EXERCISE: Every entry needs to be reproduced exactly.

[Items from a data source]
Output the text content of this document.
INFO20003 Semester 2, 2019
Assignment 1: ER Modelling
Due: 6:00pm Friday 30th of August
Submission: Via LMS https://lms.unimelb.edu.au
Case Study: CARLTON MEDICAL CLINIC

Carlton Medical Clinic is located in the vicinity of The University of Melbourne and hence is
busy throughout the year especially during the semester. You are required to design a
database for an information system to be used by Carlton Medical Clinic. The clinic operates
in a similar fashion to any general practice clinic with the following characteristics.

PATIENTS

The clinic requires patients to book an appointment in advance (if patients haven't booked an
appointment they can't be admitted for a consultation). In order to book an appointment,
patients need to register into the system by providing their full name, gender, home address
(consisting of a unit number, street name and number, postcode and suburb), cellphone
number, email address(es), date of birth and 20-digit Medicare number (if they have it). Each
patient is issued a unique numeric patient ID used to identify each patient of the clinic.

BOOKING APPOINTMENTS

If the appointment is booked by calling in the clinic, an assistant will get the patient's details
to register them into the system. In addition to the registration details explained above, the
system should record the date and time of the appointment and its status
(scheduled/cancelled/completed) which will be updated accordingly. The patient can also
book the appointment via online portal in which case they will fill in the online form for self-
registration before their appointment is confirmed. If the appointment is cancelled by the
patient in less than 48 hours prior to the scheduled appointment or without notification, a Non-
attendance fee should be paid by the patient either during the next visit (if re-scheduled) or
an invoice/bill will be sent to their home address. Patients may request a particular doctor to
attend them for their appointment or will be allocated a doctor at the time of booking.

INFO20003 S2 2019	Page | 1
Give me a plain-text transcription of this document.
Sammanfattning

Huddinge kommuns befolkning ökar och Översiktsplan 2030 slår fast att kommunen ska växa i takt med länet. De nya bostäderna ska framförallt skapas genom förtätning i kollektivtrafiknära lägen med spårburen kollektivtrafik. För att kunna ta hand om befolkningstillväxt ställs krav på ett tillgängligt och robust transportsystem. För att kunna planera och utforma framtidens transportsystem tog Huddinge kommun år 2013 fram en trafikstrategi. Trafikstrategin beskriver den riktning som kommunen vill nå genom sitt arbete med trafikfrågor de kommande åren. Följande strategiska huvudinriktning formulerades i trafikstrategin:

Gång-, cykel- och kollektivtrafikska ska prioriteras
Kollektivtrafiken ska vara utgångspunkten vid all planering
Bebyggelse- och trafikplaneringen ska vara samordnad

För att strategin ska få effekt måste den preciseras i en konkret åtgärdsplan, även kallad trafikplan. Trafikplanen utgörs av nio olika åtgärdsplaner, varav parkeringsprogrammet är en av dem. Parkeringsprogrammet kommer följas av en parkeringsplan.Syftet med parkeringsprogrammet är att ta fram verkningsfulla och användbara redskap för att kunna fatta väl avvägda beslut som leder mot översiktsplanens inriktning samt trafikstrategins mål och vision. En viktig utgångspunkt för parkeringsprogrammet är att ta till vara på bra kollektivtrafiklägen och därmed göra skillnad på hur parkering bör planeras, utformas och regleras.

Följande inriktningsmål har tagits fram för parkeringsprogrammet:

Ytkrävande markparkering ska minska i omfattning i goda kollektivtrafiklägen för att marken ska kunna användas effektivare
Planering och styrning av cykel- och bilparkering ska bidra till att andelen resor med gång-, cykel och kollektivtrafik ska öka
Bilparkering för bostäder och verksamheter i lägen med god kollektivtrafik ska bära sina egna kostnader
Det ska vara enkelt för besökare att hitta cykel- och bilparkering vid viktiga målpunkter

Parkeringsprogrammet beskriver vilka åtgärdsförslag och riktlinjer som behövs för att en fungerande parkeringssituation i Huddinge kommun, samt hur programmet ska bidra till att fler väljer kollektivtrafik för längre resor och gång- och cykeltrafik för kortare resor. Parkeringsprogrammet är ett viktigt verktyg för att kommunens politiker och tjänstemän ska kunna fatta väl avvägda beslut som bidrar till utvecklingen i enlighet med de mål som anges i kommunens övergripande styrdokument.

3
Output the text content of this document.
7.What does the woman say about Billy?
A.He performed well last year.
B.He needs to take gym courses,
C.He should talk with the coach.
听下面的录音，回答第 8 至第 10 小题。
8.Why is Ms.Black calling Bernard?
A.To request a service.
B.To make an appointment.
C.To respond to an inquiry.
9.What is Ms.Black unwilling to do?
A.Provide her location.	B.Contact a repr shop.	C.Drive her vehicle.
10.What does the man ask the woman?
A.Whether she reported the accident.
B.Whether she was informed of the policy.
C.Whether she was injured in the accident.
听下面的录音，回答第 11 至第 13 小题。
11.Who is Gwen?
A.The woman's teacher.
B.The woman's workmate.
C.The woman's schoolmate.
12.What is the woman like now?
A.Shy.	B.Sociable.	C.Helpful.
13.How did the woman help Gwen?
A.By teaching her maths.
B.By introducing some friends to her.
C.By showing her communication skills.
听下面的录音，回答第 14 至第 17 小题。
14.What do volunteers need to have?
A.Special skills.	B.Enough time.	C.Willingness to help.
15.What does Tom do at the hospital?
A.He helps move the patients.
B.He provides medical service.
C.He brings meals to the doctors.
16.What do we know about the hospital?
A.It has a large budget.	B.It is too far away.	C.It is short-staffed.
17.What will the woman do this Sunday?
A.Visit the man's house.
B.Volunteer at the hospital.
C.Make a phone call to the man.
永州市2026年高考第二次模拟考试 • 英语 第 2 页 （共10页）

YOUR RESPONSE:
Output the text content of this document.
INFO20003 Semester 2, 2019
Assignment 1: ER Modelling
Due: 6:00pm Friday 30th of August
Submission: Via LMS https://lms.unimelb.edu.au
Case Study: CARLTON MEDICAL CLINIC

Carlton Medical Clinic is located in the vicinity of The University of Melbourne and hence is
busy throughout the year especially during the semester. You are required to design a
database for an information system to be used by Carlton Medical Clinic. The clinic operates
in a similar fashion to any general practice clinic with the following characteristics.

PATIENTS

The clinic requires patients to book an appointment in advance (if patients haven't booked an
appointment they can't be admitted for a consultation). In order to book an appointment,
patients need to register into the system by providing their full name, gender, home address
(consisting of a unit number, street name and number, postcode and suburb), cellphone
number, email address(es), date of birth and 20-digit Medicare number (if they have it). Each
patient is issued a unique numeric patient ID used to identify each patient of the clinic.

BOOKING APPOINTMENTS

If the appointment is booked by calling in the clinic, an assistant will get the patient's details
to register them into the system. In addition to the registration details explained above, the
system should record the date and time of the appointment and its status
(scheduled/cancelled/completed) which will be updated accordingly. The patient can also
book the appointment via online portal in which case they will fill in the online form for self-
registration before their appointment is confirmed. If the appointment is cancelled by the
patient in less than 48 hours prior to the scheduled appointment or without notification, a Non-
attendance fee should be paid by the patient either during the next visit (if re-scheduled) or
an invoice/bill will be sent to their home address. Patients may request a particular doctor to
attend them for their appointment or will be allocated a doctor at the time of booking.

INFO20003 S2 2019	Page | 1
Give me a plain-text transcription of this document.
Sammanfattning

Huddinge kommuns befolkning ökar och Översiktsplan 2030 slår fast att kommunen ska växa i takt med länet. De nya bostäderna ska framförallt skapas genom förtätning i kollektivtrafiknära lägen med spårburen kollektivtrafik. För att kunna ta hand om befolkningstillväxt ställs krav på ett tillgängligt och robust transportsystem. För att kunna planera och utforma framtidens transportsystem tog Huddinge kommun år 2013 fram en trafikstrategi. Trafikstrategin beskriver den riktning som kommunen vill nå genom sitt arbete med trafikfrågor de kommande åren. Följande strategiska huvudinriktning formulerades i trafikstrategin:

Gång-, cykel- och kollektivtrafikska ska prioriteras
Kollektivtrafiken ska vara utgångspunkten vid all planering
Bebyggelse- och trafikplaneringen ska vara samordnad

För att strategin ska få effekt måste den preciseras i en konkret åtgärdsplan, även kallad trafikplan. Trafikplanen utgörs av nio olika åtgärdsplaner, varav parkeringsprogrammet är en av dem. Parkeringsprogrammet kommer följas av en parkeringsplan.Syftet med parkeringsprogrammet är att ta fram verkningsfulla och användbara redskap för att kunna fatta väl avvägda beslut som leder mot översiktsplanens inriktning samt trafikstrategins mål och vision. En viktig utgångspunkt för parkeringsprogrammet är att ta till vara på bra kollektivtrafiklägen och därmed göra skillnad på hur parkering bör planeras, utformas och regleras.

Följande inriktningsmål har tagits fram för parkeringsprogrammet:

Ytkrävande markparkering ska minska i omfattning i goda kollektivtrafiklägen för att marken ska kunna användas effektivare
Planering och styrning av cykel- och bilparkering ska bidra till att andelen resor med gång-, cykel och kollektivtrafik ska öka
Bilparkering för bostäder och verksamheter i lägen med god kollektivtrafik ska bära sina egna kostnader
Det ska vara enkelt för besökare att hitta cykel- och bilparkering vid viktiga målpunkter

Parkeringsprogrammet beskriver vilka åtgärdsförslag och riktlinjer som behövs för att en fungerande parkeringssituation i Huddinge kommun, samt hur programmet ska bidra till att fler väljer kollektivtrafik för längre resor och gång- och cykeltrafik för kortare resor. Parkeringsprogrammet är ett viktigt verktyg för att kommunens politiker och tjänstemän ska kunna fatta väl avvägda beslut som bidrar till utvecklingen i enlighet med de mål som anges i kommunens övergripande styrdokument.

3
Output the text content of this document.
7.What does the woman say about Billy?
A.He performed well last year.
B.He needs to take gym courses,
C.He should talk with the coach.
听下面的录音，回答第 8 至第 10 小题。
8.Why is Ms.Black calling Bernard?
A.To request a service.
B.To make an appointment.
C.To respond to an inquiry.
9.What is Ms.Black unwilling to do?
A.Provide her location.	B.Contact a repr shop.	C.Drive her vehicle.
10.What does the man ask the woman?
A.Whether she reported the accident.
B.Whether she was informed of the policy.
C.Whether she was injured in the accident.
听下面的录音，回答第 11 至第 13 小题。
11.Who is Gwen?
A.The woman's teacher.
B.The woman's workmate.
C.The woman's schoolmate.
12.What is the woman like now?
A.Shy.	B.Sociable.	C.Helpful.
13.How did the woman help Gwen?
A.By teaching her maths.
B.By introducing some friends to her.
C.By showing her communication skills.
听下面的录音，回答第 14 至第 17 小题。
14.What do volunteers need to have?
A.Special skills.	B.Enough time.	C.Willingness to help.
15.What does Tom do at the hospital?
A.He helps move the patients.
B.He provides medical service.
C.He brings meals to the doctors.
16.What do we know about the hospital?
A.It has a large budget.	B.It is too far away.	C.It is short-staffed.
17.What will the woman do this Sunday?
A.Visit the man's house.
B.Volunteer at the hospital.
C.Make a phone call to the man.
永州市2026年高考第二次模拟考试 • 英语 第 2 页 （共10页）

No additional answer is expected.